**Instructions for the task:** What lines of the data include the string "face"? Copy them all.

╔══

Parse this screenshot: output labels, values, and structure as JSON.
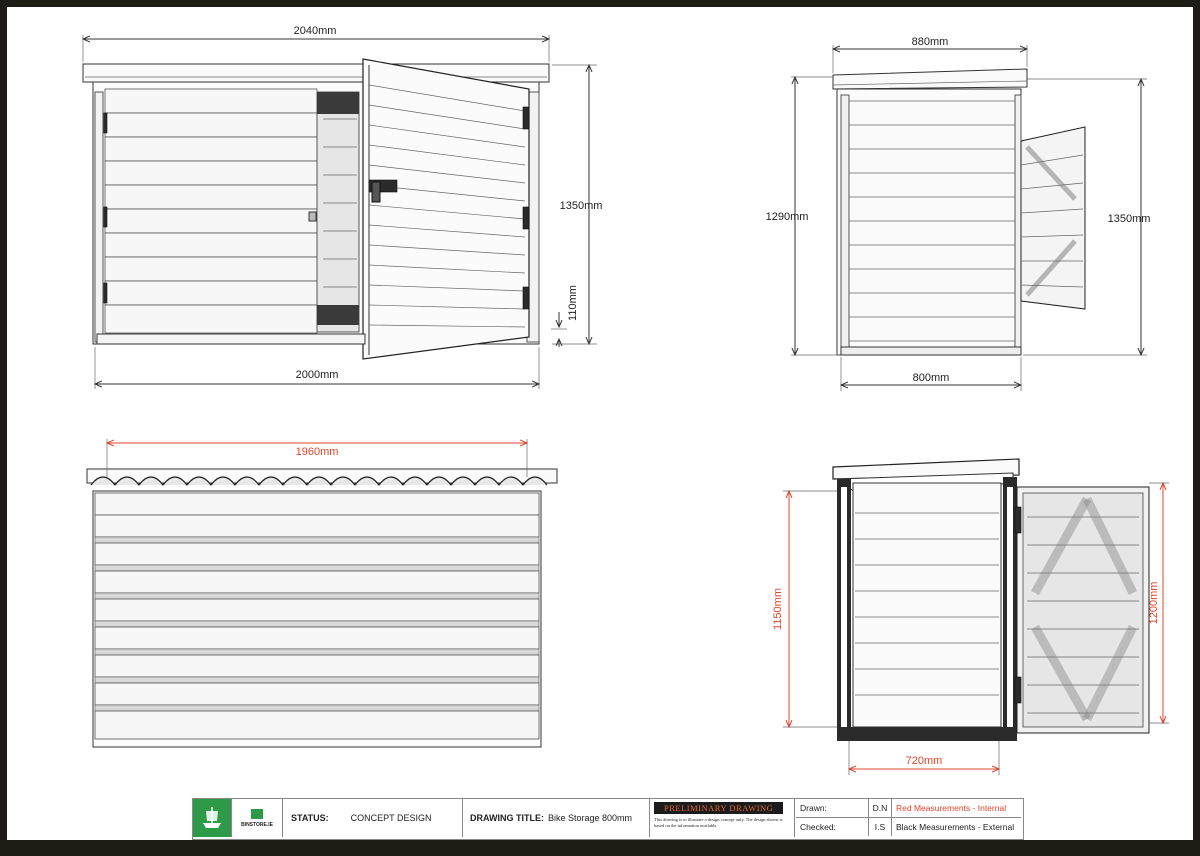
{
  "drawing": {
    "front": {
      "overall_width_top": "2040mm",
      "overall_width_bottom": "2000mm",
      "height": "1350mm",
      "base_gap": "110mm"
    },
    "side": {
      "width_top": "880mm",
      "width_bottom": "800mm",
      "height_left": "1290mm",
      "height_right": "1350mm"
    },
    "rear": {
      "width": "1960mm"
    },
    "section": {
      "width": "720mm",
      "height_left": "1150mm",
      "height_right": "1200mm"
    }
  },
  "title_block": {
    "logo_text": "BINSTORE.IE",
    "status_label": "STATUS:",
    "status_value": "CONCEPT DESIGN",
    "drawing_title_label": "DRAWING TITLE:",
    "drawing_title_value": "Bike Storage 800mm",
    "preliminary_heading": "PRELIMINARY DRAWING",
    "preliminary_note": "This drawing is to illustrate a design concept only. The design shown is based on the information available.",
    "drawn_label": "Drawn:",
    "drawn_value": "D.N",
    "checked_label": "Checked:",
    "checked_value": "I.S",
    "legend_red": "Red Measurements - Internal",
    "legend_black": "Black Measurements - External"
  },
  "colors": {
    "internal": "#e0452b",
    "external": "#222222",
    "logo_green": "#2e9a47"
  }
}
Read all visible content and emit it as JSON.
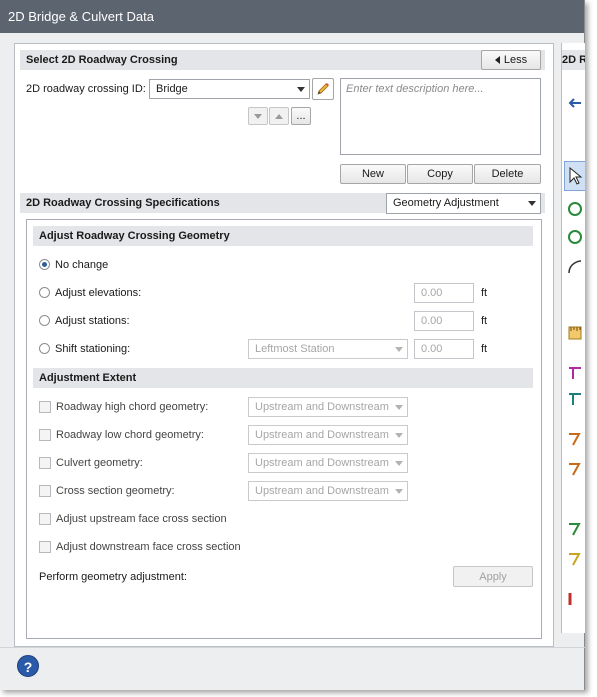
{
  "window": {
    "title": "2D Bridge & Culvert Data"
  },
  "select_section": {
    "header": "Select 2D Roadway Crossing",
    "less_label": "Less",
    "crossing_id_label": "2D roadway crossing ID:",
    "crossing_id_value": "Bridge",
    "description_placeholder": "Enter text description here...",
    "browse_label": "...",
    "new_label": "New",
    "copy_label": "Copy",
    "delete_label": "Delete"
  },
  "specs_section": {
    "header": "2D Roadway Crossing Specifications",
    "mode_value": "Geometry Adjustment"
  },
  "geometry": {
    "header": "Adjust Roadway Crossing Geometry",
    "options": {
      "no_change": "No change",
      "adjust_elevations": "Adjust elevations:",
      "adjust_stations": "Adjust stations:",
      "shift_stationing": "Shift stationing:"
    },
    "elevation_value": "0.00",
    "station_value": "0.00",
    "shift_value": "0.00",
    "shift_ref_value": "Leftmost Station",
    "unit": "ft"
  },
  "extent": {
    "header": "Adjustment Extent",
    "high_chord_label": "Roadway high chord geometry:",
    "low_chord_label": "Roadway low chord geometry:",
    "culvert_label": "Culvert geometry:",
    "cross_section_label": "Cross section geometry:",
    "extent_value": "Upstream and Downstream",
    "upstream_face_label": "Adjust upstream face cross section",
    "downstream_face_label": "Adjust downstream face cross section",
    "perform_label": "Perform geometry adjustment:",
    "apply_label": "Apply"
  },
  "side_panel": {
    "header": "2D R"
  },
  "help": {
    "label": "?"
  },
  "colors": {
    "titlebar": "#5c6470",
    "header_bg": "#e3e5e8",
    "radio_dot": "#2e5f9a",
    "help_blue": "#2b5aa8"
  }
}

╚══

**Solution to the exercise:**
    "upstream_face_label": "Adjust upstream face cross section",
    "downstream_face_label": "Adjust downstream face cross section",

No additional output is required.